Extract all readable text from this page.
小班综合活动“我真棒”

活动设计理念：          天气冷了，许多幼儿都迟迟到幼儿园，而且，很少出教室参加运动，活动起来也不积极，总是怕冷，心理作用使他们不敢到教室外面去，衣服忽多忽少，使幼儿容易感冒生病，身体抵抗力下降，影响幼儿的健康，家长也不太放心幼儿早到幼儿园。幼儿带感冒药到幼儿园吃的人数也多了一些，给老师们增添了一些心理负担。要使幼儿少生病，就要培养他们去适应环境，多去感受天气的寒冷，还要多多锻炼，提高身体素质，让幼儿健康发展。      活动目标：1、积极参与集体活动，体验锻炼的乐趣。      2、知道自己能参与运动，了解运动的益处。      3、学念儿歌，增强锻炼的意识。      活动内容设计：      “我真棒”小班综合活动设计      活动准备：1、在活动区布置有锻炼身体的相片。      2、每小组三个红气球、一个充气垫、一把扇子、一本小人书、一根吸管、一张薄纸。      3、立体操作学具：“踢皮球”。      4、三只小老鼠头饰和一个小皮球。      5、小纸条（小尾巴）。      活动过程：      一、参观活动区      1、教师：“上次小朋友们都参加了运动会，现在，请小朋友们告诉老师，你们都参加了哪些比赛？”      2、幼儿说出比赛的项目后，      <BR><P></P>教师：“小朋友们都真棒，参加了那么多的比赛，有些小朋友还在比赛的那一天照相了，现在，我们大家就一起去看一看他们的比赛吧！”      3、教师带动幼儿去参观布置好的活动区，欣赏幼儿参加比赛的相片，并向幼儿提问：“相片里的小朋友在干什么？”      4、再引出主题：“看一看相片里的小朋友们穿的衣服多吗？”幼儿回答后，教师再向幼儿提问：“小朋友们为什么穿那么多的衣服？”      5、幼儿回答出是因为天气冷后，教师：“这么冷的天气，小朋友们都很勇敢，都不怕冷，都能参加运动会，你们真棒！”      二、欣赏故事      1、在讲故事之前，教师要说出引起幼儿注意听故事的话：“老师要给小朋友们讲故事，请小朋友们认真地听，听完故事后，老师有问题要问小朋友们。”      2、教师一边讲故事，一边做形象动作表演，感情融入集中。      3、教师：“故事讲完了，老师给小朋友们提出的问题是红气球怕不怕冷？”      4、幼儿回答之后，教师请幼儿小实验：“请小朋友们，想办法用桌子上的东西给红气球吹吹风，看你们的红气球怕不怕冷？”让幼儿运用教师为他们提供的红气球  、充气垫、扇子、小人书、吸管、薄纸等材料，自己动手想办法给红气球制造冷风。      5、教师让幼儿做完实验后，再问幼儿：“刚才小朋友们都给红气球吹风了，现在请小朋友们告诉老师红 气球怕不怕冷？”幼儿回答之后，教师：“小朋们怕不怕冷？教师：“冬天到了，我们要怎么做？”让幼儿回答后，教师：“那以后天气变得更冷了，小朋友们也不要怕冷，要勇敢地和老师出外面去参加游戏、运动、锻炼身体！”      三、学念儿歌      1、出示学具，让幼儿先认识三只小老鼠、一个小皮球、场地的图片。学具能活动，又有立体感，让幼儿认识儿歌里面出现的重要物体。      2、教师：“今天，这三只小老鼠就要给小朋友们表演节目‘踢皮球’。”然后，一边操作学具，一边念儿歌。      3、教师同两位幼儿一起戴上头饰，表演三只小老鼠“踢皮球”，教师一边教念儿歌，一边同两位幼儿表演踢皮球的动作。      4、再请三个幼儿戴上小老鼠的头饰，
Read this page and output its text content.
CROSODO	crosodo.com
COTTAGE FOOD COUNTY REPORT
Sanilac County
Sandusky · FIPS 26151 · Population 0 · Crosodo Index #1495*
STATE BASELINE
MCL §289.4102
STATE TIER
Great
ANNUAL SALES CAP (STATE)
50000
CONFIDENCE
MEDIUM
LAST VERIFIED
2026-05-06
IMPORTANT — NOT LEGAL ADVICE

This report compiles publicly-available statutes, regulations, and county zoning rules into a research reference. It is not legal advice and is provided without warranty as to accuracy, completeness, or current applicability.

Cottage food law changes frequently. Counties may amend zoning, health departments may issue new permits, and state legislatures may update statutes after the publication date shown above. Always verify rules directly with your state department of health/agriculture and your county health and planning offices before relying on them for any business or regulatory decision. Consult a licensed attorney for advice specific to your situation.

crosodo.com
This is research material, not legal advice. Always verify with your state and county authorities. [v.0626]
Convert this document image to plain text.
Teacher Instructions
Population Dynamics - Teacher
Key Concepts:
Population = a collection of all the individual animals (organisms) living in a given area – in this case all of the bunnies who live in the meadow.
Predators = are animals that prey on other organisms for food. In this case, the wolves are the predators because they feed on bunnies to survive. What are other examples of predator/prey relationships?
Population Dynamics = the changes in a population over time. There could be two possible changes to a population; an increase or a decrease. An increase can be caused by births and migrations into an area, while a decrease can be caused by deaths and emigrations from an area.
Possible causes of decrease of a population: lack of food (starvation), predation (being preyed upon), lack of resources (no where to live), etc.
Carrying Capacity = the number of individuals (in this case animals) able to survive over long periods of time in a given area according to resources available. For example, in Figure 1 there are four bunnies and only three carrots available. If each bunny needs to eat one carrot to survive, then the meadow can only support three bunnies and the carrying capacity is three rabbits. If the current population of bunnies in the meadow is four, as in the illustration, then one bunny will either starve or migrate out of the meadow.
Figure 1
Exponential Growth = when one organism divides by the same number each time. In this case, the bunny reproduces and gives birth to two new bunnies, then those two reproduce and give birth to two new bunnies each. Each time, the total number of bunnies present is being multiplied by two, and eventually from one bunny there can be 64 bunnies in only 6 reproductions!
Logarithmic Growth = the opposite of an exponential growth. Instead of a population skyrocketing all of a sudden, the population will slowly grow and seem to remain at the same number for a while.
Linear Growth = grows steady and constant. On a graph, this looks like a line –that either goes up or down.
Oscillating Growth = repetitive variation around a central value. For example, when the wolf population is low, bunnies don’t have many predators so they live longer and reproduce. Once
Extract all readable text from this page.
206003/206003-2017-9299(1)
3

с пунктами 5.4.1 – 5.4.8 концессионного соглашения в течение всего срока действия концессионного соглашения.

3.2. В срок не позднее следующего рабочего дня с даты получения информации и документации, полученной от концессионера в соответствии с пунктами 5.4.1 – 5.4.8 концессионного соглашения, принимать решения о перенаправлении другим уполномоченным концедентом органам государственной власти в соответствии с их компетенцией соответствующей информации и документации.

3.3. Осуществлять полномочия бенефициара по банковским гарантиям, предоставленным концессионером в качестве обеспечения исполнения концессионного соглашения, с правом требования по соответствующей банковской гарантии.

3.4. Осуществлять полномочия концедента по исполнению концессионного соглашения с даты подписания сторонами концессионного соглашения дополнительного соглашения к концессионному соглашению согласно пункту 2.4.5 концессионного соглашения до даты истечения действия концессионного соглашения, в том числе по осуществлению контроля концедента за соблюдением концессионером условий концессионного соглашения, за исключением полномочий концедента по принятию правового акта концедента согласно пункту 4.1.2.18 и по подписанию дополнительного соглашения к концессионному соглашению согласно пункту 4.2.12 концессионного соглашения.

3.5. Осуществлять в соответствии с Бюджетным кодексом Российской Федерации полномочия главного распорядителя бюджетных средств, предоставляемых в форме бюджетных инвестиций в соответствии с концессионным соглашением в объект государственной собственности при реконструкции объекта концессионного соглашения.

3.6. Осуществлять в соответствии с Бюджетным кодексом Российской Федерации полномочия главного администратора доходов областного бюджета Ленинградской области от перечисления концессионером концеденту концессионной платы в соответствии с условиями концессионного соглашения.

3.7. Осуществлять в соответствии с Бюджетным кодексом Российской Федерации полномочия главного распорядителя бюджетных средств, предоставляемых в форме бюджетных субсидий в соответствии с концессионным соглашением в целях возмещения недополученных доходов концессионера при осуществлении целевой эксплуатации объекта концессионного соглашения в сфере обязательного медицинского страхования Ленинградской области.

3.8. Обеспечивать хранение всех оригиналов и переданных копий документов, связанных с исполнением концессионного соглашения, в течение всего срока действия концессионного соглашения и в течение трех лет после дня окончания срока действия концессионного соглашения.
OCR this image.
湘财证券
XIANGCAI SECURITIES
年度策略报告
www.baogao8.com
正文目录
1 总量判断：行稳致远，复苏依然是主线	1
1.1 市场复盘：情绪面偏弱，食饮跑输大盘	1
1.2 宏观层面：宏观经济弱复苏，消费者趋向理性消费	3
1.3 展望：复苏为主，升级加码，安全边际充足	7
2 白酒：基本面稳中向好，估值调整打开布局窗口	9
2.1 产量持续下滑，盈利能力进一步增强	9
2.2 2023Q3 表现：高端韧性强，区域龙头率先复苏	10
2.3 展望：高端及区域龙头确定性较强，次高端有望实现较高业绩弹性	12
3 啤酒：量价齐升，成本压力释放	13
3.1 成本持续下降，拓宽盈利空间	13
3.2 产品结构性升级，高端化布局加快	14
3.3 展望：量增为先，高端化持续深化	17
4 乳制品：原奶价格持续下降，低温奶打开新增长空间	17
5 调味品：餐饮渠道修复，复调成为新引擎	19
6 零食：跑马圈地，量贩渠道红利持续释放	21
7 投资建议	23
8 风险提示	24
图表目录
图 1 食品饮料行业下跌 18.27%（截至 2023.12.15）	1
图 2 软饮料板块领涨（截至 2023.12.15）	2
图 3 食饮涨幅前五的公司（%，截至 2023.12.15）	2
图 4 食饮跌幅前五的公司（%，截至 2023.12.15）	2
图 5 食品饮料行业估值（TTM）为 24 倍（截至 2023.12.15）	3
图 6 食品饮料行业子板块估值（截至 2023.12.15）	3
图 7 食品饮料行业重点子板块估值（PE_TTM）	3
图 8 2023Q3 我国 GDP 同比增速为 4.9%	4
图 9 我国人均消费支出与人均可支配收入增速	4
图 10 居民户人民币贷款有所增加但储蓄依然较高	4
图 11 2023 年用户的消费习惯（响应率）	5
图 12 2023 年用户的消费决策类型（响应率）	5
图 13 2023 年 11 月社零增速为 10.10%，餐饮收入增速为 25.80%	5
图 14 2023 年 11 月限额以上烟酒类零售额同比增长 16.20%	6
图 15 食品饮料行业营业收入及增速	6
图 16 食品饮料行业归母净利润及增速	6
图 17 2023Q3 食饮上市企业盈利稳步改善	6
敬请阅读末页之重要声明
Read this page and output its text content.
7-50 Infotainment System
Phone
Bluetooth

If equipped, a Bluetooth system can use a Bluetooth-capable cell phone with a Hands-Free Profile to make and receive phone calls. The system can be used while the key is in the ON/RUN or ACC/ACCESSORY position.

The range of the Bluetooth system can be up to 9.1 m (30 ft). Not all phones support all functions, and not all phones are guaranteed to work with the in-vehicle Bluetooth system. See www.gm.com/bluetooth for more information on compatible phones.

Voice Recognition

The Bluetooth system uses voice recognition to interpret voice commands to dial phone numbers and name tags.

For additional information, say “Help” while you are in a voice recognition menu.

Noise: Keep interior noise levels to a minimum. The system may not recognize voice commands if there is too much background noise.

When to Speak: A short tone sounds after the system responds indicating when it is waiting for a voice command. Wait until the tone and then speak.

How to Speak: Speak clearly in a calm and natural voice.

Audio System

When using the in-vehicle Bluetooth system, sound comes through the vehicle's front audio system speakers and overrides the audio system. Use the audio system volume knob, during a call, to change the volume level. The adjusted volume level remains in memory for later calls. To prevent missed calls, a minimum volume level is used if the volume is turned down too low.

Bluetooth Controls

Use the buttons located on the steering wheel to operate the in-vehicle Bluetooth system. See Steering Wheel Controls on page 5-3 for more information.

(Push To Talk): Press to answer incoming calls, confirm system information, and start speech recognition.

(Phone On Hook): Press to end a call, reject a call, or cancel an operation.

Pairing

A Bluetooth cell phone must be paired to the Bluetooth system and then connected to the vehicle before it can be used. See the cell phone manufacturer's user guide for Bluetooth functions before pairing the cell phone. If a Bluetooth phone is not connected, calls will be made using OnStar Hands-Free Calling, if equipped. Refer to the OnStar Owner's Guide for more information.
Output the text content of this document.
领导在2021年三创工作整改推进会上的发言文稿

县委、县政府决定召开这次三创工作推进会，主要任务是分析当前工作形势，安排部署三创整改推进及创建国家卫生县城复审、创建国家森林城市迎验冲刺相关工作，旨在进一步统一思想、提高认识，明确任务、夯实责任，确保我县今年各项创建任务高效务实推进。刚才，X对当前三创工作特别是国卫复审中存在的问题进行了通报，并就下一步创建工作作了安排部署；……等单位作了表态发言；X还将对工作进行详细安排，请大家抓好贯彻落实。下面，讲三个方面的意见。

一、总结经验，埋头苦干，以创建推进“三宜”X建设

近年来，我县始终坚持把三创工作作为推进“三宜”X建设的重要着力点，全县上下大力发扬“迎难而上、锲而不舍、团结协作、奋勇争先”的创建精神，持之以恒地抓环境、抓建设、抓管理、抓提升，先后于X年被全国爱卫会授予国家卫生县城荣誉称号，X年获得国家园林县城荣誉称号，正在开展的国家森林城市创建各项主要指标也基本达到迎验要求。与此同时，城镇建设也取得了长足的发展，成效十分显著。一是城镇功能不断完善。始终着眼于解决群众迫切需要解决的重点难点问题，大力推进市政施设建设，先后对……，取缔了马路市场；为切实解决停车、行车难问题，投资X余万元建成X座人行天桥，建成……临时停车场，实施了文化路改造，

PROBLEM REQUIREMENTS: Report how many lines of the data hold the string "image"; give only the number.

SOLVED PROBLEM: 2